### What is expected
Provide the count of lines that hold "故选D项" and no other output.

### Excerpted records
----------------------------------------

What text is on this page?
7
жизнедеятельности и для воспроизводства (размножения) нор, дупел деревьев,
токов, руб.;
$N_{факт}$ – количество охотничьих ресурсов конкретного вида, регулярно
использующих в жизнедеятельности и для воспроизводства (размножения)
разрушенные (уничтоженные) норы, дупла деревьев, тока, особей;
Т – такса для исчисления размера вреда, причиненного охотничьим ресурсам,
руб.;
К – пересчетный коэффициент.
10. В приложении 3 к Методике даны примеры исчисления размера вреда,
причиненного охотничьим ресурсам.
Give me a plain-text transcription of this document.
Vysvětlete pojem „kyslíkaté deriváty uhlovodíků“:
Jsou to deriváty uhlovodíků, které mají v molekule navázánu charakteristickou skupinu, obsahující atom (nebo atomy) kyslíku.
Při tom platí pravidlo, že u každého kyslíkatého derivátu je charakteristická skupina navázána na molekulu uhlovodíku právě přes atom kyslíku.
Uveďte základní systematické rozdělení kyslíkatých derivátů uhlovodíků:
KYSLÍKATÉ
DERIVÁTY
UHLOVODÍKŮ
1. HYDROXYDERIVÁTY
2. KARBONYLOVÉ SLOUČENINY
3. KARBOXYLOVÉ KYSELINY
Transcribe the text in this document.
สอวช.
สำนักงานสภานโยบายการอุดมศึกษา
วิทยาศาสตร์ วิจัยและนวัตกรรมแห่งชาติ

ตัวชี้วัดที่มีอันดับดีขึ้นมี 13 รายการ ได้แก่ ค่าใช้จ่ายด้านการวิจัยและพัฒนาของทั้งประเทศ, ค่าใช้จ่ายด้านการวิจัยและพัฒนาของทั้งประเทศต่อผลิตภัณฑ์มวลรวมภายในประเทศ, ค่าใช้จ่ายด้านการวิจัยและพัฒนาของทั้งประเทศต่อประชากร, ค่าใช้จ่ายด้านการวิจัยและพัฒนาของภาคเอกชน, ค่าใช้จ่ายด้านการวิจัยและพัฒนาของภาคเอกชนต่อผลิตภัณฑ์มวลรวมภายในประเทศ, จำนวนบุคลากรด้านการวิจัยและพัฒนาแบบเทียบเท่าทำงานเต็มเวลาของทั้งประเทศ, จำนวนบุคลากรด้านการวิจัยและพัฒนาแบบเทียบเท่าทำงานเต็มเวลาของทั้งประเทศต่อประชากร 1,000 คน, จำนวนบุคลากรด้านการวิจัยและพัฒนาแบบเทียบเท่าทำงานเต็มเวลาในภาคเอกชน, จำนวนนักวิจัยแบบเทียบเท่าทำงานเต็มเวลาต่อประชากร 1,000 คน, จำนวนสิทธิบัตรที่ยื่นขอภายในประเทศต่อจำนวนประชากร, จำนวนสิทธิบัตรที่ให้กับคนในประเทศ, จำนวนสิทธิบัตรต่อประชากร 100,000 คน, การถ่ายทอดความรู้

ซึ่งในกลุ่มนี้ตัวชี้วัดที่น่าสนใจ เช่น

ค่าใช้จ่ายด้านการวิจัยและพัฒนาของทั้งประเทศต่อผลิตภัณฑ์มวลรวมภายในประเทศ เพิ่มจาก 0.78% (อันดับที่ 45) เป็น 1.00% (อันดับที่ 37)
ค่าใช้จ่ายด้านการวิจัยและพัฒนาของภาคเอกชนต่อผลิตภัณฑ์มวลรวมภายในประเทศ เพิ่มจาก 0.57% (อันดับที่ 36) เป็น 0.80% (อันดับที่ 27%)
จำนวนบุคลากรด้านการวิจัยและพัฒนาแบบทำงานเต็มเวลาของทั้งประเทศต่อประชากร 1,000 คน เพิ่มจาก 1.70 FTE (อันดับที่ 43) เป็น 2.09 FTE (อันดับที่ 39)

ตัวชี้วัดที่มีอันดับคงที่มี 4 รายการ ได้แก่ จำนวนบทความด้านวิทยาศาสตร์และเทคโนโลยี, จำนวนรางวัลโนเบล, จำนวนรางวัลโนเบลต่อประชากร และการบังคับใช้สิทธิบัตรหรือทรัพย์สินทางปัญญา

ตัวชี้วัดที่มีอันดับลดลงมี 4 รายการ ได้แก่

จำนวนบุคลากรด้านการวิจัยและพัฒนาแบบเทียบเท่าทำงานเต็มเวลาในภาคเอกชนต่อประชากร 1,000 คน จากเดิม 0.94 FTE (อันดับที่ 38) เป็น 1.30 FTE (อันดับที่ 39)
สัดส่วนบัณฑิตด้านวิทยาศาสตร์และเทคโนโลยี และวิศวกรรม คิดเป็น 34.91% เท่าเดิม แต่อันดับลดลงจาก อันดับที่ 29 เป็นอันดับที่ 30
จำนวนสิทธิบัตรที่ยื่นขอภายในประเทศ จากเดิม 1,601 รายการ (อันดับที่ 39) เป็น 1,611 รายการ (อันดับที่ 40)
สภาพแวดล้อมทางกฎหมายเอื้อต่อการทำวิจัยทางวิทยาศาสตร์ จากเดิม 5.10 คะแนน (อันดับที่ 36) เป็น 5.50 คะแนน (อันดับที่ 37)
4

----------------------------------------

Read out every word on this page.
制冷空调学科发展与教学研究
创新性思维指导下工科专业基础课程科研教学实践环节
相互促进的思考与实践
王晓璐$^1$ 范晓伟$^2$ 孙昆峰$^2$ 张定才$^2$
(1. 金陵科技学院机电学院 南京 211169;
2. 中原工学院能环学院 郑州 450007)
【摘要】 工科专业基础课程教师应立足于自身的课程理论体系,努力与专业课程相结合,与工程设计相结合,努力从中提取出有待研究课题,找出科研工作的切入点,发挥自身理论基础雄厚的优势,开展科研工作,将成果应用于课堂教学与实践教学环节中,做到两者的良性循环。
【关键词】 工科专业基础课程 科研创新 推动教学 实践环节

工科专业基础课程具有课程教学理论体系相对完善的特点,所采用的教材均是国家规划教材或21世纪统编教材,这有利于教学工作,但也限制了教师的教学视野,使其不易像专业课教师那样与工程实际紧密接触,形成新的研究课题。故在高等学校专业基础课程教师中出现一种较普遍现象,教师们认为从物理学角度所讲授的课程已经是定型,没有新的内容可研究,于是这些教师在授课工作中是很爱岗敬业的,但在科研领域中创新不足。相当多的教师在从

----------------------------------------

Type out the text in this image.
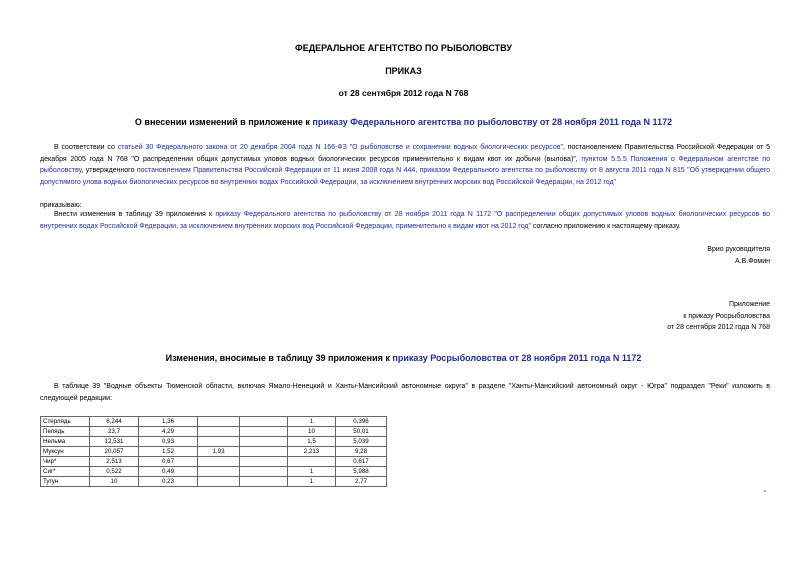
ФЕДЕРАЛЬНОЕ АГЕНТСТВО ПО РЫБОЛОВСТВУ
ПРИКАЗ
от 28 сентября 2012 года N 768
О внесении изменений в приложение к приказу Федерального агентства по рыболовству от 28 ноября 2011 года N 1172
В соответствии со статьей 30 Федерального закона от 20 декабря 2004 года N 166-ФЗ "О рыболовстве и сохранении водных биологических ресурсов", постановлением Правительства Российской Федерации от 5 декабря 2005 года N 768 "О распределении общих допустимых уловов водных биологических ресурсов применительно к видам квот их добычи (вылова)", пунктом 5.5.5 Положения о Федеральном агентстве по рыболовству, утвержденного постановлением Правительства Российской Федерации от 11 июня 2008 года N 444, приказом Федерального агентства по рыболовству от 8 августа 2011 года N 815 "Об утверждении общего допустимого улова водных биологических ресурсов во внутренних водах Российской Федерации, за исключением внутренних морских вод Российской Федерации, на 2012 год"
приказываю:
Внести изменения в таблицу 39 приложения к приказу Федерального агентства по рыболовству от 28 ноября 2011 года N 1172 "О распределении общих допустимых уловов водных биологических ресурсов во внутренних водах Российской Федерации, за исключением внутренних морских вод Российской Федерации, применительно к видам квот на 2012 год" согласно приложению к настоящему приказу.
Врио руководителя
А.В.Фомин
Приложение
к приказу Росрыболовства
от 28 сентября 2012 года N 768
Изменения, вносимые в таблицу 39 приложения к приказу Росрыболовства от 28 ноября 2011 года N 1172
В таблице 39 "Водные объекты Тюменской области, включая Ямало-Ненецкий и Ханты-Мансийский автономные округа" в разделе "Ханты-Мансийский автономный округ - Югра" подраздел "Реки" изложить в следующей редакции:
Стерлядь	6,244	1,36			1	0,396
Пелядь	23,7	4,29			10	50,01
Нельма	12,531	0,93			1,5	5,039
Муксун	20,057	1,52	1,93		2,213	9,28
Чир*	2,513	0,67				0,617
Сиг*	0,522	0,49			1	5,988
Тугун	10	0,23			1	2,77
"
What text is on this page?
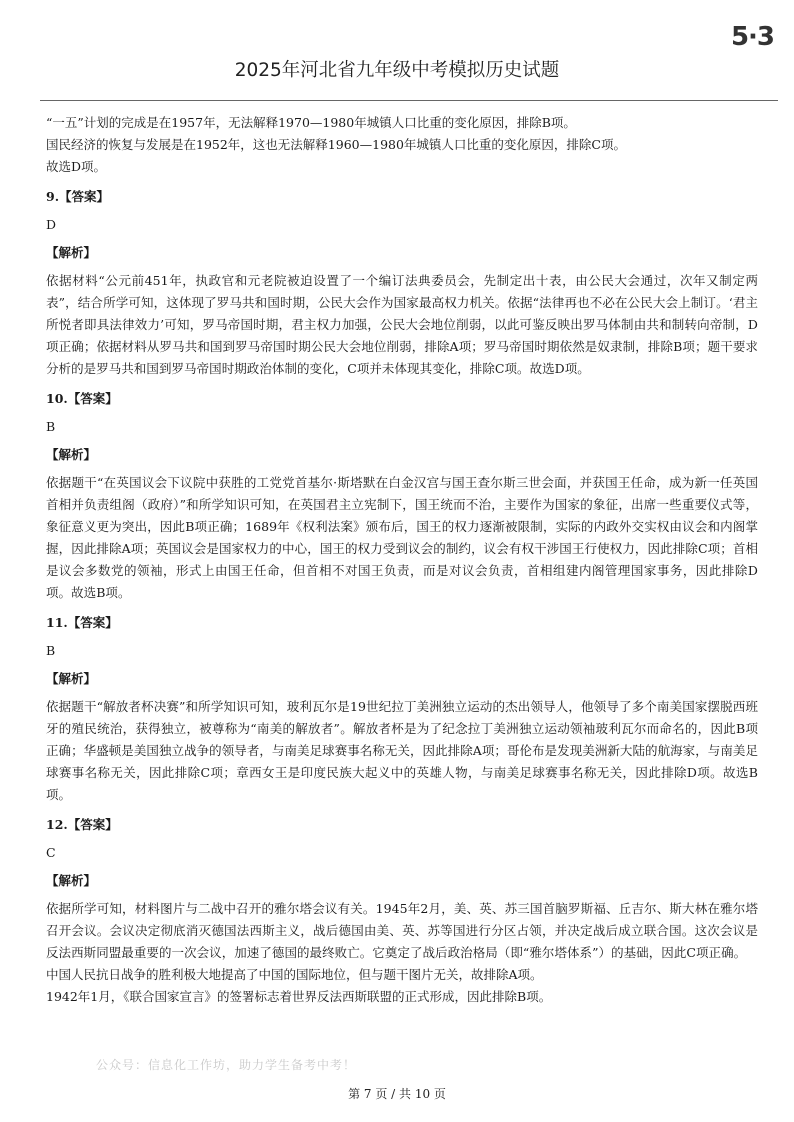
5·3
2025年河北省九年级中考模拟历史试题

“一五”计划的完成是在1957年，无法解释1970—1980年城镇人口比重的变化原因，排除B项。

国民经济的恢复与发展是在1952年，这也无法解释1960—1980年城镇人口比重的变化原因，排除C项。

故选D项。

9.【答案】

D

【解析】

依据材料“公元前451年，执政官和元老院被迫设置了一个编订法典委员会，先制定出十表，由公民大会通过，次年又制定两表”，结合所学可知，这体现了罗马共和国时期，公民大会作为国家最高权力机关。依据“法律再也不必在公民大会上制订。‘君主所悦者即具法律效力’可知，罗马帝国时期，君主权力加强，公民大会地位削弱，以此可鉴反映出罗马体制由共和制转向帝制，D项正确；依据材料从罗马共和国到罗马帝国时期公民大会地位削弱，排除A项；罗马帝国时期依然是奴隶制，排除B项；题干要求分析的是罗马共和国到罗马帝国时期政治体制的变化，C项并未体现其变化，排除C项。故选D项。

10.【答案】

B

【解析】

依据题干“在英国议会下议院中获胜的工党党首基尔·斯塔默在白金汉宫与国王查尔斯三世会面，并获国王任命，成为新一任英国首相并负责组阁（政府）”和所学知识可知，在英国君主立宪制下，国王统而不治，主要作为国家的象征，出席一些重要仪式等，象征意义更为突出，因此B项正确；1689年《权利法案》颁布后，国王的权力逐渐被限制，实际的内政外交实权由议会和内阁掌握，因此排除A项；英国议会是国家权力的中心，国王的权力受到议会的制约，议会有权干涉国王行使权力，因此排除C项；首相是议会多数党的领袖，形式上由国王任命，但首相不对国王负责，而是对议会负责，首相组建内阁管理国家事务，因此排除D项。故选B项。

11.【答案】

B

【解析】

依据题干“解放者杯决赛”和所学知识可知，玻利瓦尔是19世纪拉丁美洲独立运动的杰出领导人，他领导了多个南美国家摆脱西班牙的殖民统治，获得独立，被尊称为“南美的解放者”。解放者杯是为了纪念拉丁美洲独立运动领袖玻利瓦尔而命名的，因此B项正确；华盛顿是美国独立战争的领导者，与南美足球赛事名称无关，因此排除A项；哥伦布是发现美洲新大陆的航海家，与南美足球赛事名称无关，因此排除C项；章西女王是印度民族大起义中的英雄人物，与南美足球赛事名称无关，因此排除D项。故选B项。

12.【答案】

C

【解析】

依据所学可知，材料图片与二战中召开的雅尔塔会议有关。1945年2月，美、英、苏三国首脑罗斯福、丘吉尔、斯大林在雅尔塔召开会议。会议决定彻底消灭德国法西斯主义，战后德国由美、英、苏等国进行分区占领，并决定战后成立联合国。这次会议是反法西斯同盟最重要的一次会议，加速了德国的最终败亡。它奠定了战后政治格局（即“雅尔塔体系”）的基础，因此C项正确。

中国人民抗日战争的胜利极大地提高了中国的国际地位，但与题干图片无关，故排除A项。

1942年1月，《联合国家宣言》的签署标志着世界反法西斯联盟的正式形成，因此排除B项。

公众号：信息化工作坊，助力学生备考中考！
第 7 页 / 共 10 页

----------------------------------------

### Task response
2